▸ **THE REQUEST**: Check every line below for the word "以下简称" and copy each one that has it.

▸ **PROVIDED DATA**:
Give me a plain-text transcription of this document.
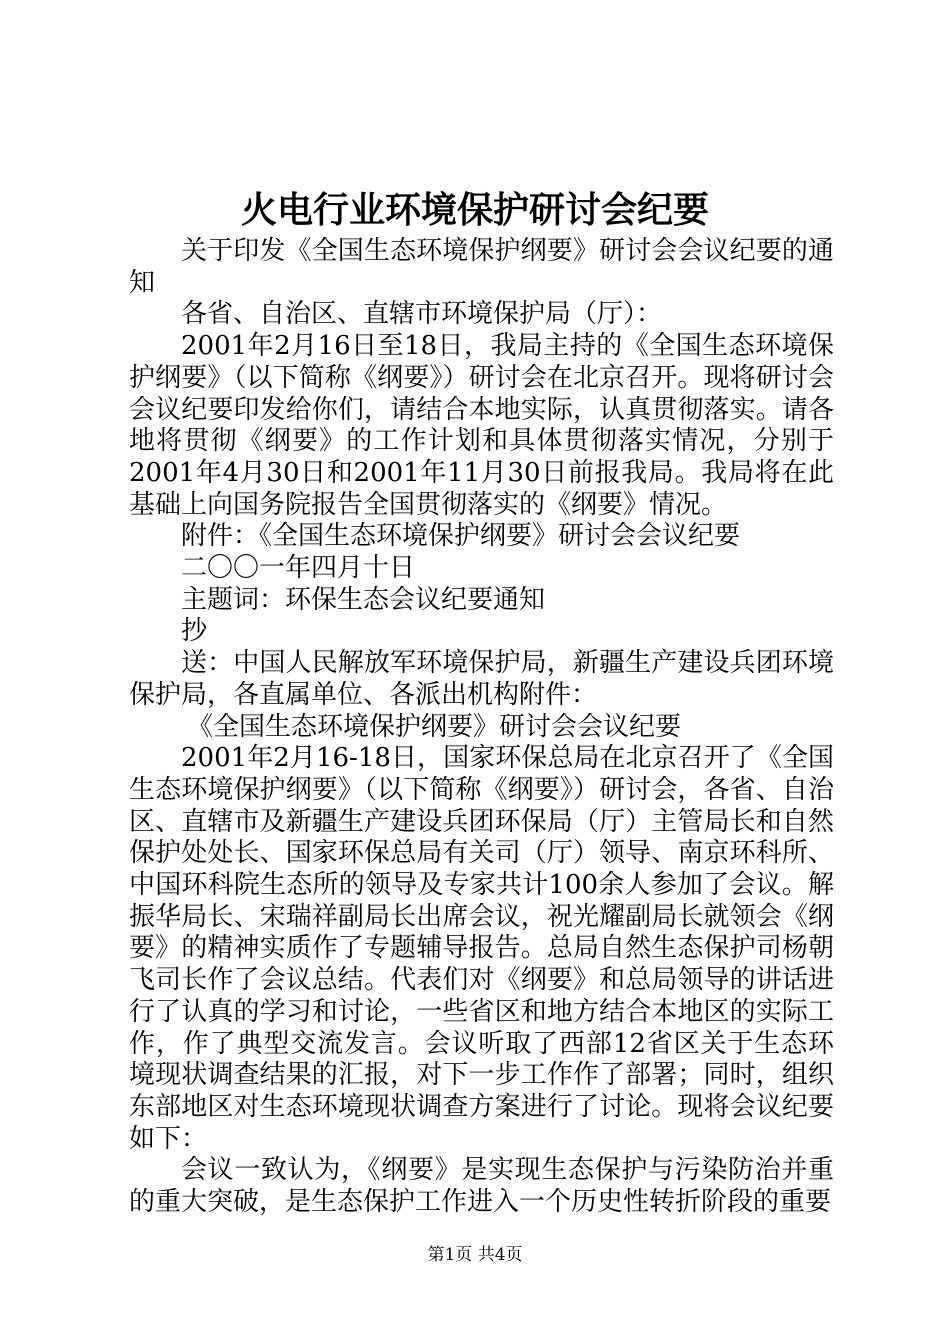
火电行业环境保护研讨会纪要

关于印发《全国生态环境保护纲要》研讨会会议纪要的通知

各省、自治区、直辖市环境保护局（厅）：

2001年2月16日至18日，我局主持的《全国生态环境保护纲要》（以下简称《纲要》）研讨会在北京召开。现将研讨会会议纪要印发给你们，请结合本地实际，认真贯彻落实。请各地将贯彻《纲要》的工作计划和具体贯彻落实情况，分别于2001年4月30日和2001年11月30日前报我局。我局将在此基础上向国务院报告全国贯彻落实的《纲要》情况。

附件：《全国生态环境保护纲要》研讨会会议纪要

二〇〇一年四月十日

主题词：环保生态会议纪要通知

抄

送：中国人民解放军环境保护局，新疆生产建设兵团环境保护局，各直属单位、各派出机构附件：

《全国生态环境保护纲要》研讨会会议纪要

2001年2月16-18日，国家环保总局在北京召开了《全国生态环境保护纲要》（以下简称《纲要》）研讨会，各省、自治区、直辖市及新疆生产建设兵团环保局（厅）主管局长和自然保护处处长、国家环保总局有关司（厅）领导、南京环科所、中国环科院生态所的领导及专家共计100余人参加了会议。解振华局长、宋瑞祥副局长出席会议，祝光耀副局长就领会《纲要》的精神实质作了专题辅导报告。总局自然生态保护司杨朝飞司长作了会议总结。代表们对《纲要》和总局领导的讲话进行了认真的学习和讨论，一些省区和地方结合本地区的实际工作，作了典型交流发言。会议听取了西部12省区关于生态环境现状调查结果的汇报，对下一步工作作了部署；同时，组织东部地区对生态环境现状调查方案进行了讨论。现将会议纪要如下：

会议一致认为，《纲要》是实现生态保护与污染防治并重的重大突破，是生态保护工作进入一个历史性转折阶段的重要

第1页 共4页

▸ **RESULT OF THIS EXERCISE**:
2001年2月16日至18日，我局主持的《全国生态环境保护纲要》（以下简称《纲要》）研讨会在北京召开。现将研讨会会议纪要印发给你们，请结合本地实际，认真贯彻落实。请各地将贯彻《纲要》的工作计划和具体贯彻落实情况，分别于2001年4月30日和2001年11月30日前报我局。我局将在此基础上向国务院报告全国贯彻落实的《纲要》情况。
2001年2月16-18日，国家环保总局在北京召开了《全国生态环境保护纲要》（以下简称《纲要》）研讨会，各省、自治区、直辖市及新疆生产建设兵团环保局（厅）主管局长和自然保护处处长、国家环保总局有关司（厅）领导、南京环科所、中国环科院生态所的领导及专家共计100余人参加了会议。解振华局长、宋瑞祥副局长出席会议，祝光耀副局长就领会《纲要》的精神实质作了专题辅导报告。总局自然生态保护司杨朝飞司长作了会议总结。代表们对《纲要》和总局领导的讲话进行了认真的学习和讨论，一些省区和地方结合本地区的实际工作，作了典型交流发言。会议听取了西部12省区关于生态环境现状调查结果的汇报，对下一步工作作了部署；同时，组织东部地区对生态环境现状调查方案进行了讨论。现将会议纪要如下：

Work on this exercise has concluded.